### What is being asked
Lines that include the word "imkonini" are the ones to copy.

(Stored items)
++++++
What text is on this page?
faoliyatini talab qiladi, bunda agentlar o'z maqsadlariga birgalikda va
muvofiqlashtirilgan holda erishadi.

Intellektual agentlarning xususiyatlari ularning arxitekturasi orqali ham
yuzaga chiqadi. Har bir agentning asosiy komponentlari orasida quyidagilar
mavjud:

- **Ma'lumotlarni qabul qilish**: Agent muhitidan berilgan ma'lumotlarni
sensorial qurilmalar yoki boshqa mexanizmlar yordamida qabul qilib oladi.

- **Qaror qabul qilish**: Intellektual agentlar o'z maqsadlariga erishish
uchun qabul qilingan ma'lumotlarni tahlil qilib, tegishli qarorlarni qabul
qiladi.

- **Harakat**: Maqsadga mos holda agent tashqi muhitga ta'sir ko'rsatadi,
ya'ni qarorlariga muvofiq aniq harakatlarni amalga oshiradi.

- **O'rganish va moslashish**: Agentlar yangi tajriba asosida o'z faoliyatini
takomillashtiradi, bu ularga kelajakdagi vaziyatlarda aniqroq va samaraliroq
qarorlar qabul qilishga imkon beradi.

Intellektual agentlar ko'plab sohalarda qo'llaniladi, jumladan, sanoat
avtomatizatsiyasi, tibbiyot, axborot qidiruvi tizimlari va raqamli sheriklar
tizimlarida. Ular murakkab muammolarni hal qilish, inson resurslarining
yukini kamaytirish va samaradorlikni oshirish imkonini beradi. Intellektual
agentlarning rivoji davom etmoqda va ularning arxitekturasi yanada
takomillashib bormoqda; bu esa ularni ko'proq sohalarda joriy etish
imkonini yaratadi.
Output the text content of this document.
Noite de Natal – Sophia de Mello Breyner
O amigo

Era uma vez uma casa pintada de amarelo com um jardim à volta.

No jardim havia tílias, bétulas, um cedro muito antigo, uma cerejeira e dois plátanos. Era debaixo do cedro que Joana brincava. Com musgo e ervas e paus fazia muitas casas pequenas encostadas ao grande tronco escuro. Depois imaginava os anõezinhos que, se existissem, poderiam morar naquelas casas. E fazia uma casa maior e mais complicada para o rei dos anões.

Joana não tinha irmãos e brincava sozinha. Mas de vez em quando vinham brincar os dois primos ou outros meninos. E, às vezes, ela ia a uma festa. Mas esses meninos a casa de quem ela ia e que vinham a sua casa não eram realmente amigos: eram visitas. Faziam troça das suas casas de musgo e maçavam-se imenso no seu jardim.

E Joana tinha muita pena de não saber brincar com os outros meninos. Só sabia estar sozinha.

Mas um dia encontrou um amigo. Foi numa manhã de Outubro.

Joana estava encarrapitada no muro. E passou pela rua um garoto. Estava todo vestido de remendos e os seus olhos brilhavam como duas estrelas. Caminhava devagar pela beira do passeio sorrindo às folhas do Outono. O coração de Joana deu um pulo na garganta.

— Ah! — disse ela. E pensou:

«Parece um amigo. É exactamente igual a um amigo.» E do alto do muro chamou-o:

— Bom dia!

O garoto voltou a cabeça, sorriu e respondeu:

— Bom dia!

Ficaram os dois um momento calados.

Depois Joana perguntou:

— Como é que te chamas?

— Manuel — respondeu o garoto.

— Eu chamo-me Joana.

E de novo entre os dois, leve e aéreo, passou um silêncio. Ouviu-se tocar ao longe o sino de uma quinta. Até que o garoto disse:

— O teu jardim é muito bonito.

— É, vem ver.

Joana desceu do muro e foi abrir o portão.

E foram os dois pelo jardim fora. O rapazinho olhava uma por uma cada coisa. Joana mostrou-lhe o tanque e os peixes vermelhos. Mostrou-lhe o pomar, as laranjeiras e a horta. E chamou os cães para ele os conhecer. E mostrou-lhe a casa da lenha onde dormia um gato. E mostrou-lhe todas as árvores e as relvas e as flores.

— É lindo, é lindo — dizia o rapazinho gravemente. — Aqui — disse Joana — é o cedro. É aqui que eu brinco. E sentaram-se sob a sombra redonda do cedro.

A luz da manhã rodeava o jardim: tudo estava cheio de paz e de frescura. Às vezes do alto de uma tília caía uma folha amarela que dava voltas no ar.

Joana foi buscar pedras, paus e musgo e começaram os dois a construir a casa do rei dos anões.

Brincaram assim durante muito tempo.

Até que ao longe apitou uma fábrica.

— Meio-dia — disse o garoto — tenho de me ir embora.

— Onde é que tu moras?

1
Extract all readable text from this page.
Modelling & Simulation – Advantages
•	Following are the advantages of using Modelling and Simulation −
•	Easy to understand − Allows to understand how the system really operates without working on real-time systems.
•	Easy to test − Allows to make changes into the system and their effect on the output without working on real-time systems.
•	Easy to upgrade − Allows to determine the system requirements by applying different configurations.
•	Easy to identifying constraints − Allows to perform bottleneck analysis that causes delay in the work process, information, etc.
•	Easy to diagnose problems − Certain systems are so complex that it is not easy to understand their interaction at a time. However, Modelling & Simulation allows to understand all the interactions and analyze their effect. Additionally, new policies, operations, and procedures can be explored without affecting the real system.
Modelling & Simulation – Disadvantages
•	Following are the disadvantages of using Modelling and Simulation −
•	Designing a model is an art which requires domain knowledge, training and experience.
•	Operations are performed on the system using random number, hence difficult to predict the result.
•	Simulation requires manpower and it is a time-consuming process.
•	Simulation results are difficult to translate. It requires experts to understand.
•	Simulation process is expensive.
++++++
### Task output
yukini kamaytirish va samaradorlikni oshirish imkonini beradi. Intellektual
imkonini yaratadi.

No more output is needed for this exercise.